Exercise brief: Transcribe the data that follows precisely, omitting nothing.

Dataset excerpt:

start

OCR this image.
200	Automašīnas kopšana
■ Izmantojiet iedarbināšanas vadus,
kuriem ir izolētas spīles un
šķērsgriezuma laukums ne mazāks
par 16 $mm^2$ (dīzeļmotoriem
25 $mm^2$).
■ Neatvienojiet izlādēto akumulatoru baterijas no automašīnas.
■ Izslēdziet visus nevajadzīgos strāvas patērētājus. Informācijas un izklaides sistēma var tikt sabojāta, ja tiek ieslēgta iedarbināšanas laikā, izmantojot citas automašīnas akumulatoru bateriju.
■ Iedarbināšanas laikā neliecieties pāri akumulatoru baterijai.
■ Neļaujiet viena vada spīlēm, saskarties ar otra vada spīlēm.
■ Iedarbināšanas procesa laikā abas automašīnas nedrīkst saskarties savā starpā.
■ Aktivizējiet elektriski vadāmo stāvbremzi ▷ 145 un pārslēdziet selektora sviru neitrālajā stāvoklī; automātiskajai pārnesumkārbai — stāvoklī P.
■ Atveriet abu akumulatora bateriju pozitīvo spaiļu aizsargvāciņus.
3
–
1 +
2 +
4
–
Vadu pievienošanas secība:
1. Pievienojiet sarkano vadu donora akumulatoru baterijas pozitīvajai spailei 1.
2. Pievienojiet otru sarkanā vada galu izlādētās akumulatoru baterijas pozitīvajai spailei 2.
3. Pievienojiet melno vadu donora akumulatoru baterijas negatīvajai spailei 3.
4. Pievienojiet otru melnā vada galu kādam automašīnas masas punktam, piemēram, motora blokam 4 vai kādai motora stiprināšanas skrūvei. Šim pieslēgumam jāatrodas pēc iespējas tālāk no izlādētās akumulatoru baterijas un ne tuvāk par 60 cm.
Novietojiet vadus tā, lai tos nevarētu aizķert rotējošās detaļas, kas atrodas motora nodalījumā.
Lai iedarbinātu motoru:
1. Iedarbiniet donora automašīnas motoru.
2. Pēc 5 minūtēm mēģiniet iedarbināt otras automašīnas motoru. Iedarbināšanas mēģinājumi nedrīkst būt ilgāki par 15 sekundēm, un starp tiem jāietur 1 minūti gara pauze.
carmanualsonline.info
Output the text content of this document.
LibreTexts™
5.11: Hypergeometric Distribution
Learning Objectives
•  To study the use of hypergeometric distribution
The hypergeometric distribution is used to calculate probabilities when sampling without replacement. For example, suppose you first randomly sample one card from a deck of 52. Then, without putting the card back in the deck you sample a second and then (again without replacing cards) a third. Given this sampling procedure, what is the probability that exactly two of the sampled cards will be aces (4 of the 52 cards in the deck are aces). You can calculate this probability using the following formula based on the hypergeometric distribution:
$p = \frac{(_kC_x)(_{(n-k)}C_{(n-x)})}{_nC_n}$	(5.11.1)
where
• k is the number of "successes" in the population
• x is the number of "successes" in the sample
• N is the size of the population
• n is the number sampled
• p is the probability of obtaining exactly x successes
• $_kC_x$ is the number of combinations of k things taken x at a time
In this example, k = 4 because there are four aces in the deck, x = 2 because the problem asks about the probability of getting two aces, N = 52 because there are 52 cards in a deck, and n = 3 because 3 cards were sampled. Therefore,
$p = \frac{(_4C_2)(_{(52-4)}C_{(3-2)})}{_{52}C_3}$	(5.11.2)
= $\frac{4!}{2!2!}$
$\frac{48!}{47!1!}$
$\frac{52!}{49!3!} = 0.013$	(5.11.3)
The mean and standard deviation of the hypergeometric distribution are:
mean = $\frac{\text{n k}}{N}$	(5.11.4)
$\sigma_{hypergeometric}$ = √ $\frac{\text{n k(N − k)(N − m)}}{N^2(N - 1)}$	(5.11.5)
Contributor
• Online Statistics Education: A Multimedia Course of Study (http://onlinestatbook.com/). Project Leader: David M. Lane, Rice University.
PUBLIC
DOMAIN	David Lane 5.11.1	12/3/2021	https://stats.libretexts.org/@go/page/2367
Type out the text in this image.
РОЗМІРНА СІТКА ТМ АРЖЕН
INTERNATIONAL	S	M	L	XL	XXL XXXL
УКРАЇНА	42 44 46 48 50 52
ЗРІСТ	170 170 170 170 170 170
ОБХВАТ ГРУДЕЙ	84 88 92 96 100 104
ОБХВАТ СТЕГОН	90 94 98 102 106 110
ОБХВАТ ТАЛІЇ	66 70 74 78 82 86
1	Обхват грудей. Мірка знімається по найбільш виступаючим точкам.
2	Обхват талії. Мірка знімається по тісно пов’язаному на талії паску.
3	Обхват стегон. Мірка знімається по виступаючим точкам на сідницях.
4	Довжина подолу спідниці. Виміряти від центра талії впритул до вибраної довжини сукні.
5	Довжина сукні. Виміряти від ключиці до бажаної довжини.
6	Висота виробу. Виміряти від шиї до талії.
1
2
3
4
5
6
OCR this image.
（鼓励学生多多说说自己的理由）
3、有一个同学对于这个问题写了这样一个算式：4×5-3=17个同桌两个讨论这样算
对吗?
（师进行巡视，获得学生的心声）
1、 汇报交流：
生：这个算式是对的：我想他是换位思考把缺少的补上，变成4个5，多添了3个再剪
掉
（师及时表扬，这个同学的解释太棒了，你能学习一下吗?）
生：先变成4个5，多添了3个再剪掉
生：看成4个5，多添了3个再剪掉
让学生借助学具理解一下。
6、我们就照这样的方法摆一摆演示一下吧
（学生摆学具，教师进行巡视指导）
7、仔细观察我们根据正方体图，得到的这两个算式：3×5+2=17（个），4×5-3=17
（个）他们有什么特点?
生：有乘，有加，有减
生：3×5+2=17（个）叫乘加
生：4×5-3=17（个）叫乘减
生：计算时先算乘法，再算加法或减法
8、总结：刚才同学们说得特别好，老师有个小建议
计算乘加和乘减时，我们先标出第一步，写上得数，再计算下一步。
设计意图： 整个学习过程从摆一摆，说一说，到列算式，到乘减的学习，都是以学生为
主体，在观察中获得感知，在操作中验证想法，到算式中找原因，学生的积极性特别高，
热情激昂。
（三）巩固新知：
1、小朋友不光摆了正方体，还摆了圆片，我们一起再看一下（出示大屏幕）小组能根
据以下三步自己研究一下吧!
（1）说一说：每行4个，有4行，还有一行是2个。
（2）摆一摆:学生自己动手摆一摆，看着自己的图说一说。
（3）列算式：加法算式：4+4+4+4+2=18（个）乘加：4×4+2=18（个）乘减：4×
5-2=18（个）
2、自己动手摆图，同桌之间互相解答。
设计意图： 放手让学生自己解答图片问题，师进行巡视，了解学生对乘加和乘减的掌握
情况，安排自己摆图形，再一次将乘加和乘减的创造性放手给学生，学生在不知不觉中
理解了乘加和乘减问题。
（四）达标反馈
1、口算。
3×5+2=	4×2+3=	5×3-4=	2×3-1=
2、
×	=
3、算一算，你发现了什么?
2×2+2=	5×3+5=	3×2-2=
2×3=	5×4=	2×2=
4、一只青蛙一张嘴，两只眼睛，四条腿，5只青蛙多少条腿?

end

Exercise answer:
OCR this image.
200	Automašīnas kopšana
■ Izmantojiet iedarbināšanas vadus,
kuriem ir izolētas spīles un
šķērsgriezuma laukums ne mazāks
par 16 $mm^2$ (dīzeļmotoriem
25 $mm^2$).
■ Neatvienojiet izlādēto akumulatoru baterijas no automašīnas.
■ Izslēdziet visus nevajadzīgos strāvas patērētājus. Informācijas un izklaides sistēma var tikt sabojāta, ja tiek ieslēgta iedarbināšanas laikā, izmantojot citas automašīnas akumulatoru bateriju.
■ Iedarbināšanas laikā neliecieties pāri akumulatoru baterijai.
■ Neļaujiet viena vada spīlēm, saskarties ar otra vada spīlēm.
■ Iedarbināšanas procesa laikā abas automašīnas nedrīkst saskarties savā starpā.
■ Aktivizējiet elektriski vadāmo stāvbremzi ▷ 145 un pārslēdziet selektora sviru neitrālajā stāvoklī; automātiskajai pārnesumkārbai — stāvoklī P.
■ Atveriet abu akumulatora bateriju pozitīvo spaiļu aizsargvāciņus.
3
–
1 +
2 +
4
–
Vadu pievienošanas secība:
1. Pievienojiet sarkano vadu donora akumulatoru baterijas pozitīvajai spailei 1.
2. Pievienojiet otru sarkanā vada galu izlādētās akumulatoru baterijas pozitīvajai spailei 2.
3. Pievienojiet melno vadu donora akumulatoru baterijas negatīvajai spailei 3.
4. Pievienojiet otru melnā vada galu kādam automašīnas masas punktam, piemēram, motora blokam 4 vai kādai motora stiprināšanas skrūvei. Šim pieslēgumam jāatrodas pēc iespējas tālāk no izlādētās akumulatoru baterijas un ne tuvāk par 60 cm.
Novietojiet vadus tā, lai tos nevarētu aizķert rotējošās detaļas, kas atrodas motora nodalījumā.
Lai iedarbinātu motoru:
1. Iedarbiniet donora automašīnas motoru.
2. Pēc 5 minūtēm mēģiniet iedarbināt otras automašīnas motoru. Iedarbināšanas mēģinājumi nedrīkst būt ilgāki par 15 sekundēm, un starp tiem jāietur 1 minūti gara pauze.
carmanualsonline.info
Output the text content of this document.
LibreTexts™
5.11: Hypergeometric Distribution
Learning Objectives
•  To study the use of hypergeometric distribution
The hypergeometric distribution is used to calculate probabilities when sampling without replacement. For example, suppose you first randomly sample one card from a deck of 52. Then, without putting the card back in the deck you sample a second and then (again without replacing cards) a third. Given this sampling procedure, what is the probability that exactly two of the sampled cards will be aces (4 of the 52 cards in the deck are aces). You can calculate this probability using the following formula based on the hypergeometric distribution:
$p = \frac{(_kC_x)(_{(n-k)}C_{(n-x)})}{_nC_n}$	(5.11.1)
where
• k is the number of "successes" in the population
• x is the number of "successes" in the sample
• N is the size of the population
• n is the number sampled
• p is the probability of obtaining exactly x successes
• $_kC_x$ is the number of combinations of k things taken x at a time
In this example, k = 4 because there are four aces in the deck, x = 2 because the problem asks about the probability of getting two aces, N = 52 because there are 52 cards in a deck, and n = 3 because 3 cards were sampled. Therefore,
$p = \frac{(_4C_2)(_{(52-4)}C_{(3-2)})}{_{52}C_3}$	(5.11.2)
= $\frac{4!}{2!2!}$
$\frac{48!}{47!1!}$
$\frac{52!}{49!3!} = 0.013$	(5.11.3)
The mean and standard deviation of the hypergeometric distribution are:
mean = $\frac{\text{n k}}{N}$	(5.11.4)
$\sigma_{hypergeometric}$ = √ $\frac{\text{n k(N − k)(N − m)}}{N^2(N - 1)}$	(5.11.5)
Contributor
• Online Statistics Education: A Multimedia Course of Study (http://onlinestatbook.com/). Project Leader: David M. Lane, Rice University.
PUBLIC
DOMAIN	David Lane 5.11.1	12/3/2021	https://stats.libretexts.org/@go/page/2367
Type out the text in this image.
РОЗМІРНА СІТКА ТМ АРЖЕН
INTERNATIONAL	S	M	L	XL	XXL XXXL
УКРАЇНА	42 44 46 48 50 52
ЗРІСТ	170 170 170 170 170 170
ОБХВАТ ГРУДЕЙ	84 88 92 96 100 104
ОБХВАТ СТЕГОН	90 94 98 102 106 110
ОБХВАТ ТАЛІЇ	66 70 74 78 82 86
1	Обхват грудей. Мірка знімається по найбільш виступаючим точкам.
2	Обхват талії. Мірка знімається по тісно пов’язаному на талії паску.
3	Обхват стегон. Мірка знімається по виступаючим точкам на сідницях.
4	Довжина подолу спідниці. Виміряти від центра талії впритул до вибраної довжини сукні.
5	Довжина сукні. Виміряти від ключиці до бажаної довжини.
6	Висота виробу. Виміряти від шиї до талії.
1
2
3
4
5
6
OCR this image.
（鼓励学生多多说说自己的理由）
3、有一个同学对于这个问题写了这样一个算式：4×5-3=17个同桌两个讨论这样算
对吗?
（师进行巡视，获得学生的心声）
1、 汇报交流：
生：这个算式是对的：我想他是换位思考把缺少的补上，变成4个5，多添了3个再剪
掉
（师及时表扬，这个同学的解释太棒了，你能学习一下吗?）
生：先变成4个5，多添了3个再剪掉
生：看成4个5，多添了3个再剪掉
让学生借助学具理解一下。
6、我们就照这样的方法摆一摆演示一下吧
（学生摆学具，教师进行巡视指导）
7、仔细观察我们根据正方体图，得到的这两个算式：3×5+2=17（个），4×5-3=17
（个）他们有什么特点?
生：有乘，有加，有减
生：3×5+2=17（个）叫乘加
生：4×5-3=17（个）叫乘减
生：计算时先算乘法，再算加法或减法
8、总结：刚才同学们说得特别好，老师有个小建议
计算乘加和乘减时，我们先标出第一步，写上得数，再计算下一步。
设计意图： 整个学习过程从摆一摆，说一说，到列算式，到乘减的学习，都是以学生为
主体，在观察中获得感知，在操作中验证想法，到算式中找原因，学生的积极性特别高，
热情激昂。
（三）巩固新知：
1、小朋友不光摆了正方体，还摆了圆片，我们一起再看一下（出示大屏幕）小组能根
据以下三步自己研究一下吧!
（1）说一说：每行4个，有4行，还有一行是2个。
（2）摆一摆:学生自己动手摆一摆，看着自己的图说一说。
（3）列算式：加法算式：4+4+4+4+2=18（个）乘加：4×4+2=18（个）乘减：4×
5-2=18（个）
2、自己动手摆图，同桌之间互相解答。
设计意图： 放手让学生自己解答图片问题，师进行巡视，了解学生对乘加和乘减的掌握
情况，安排自己摆图形，再一次将乘加和乘减的创造性放手给学生，学生在不知不觉中
理解了乘加和乘减问题。
（四）达标反馈
1、口算。
3×5+2=	4×2+3=	5×3-4=	2×3-1=
2、
×	=
3、算一算，你发现了什么?
2×2+2=	5×3+5=	3×2-2=
2×3=	5×4=	2×2=
4、一只青蛙一张嘴，两只眼睛，四条腿，5只青蛙多少条腿?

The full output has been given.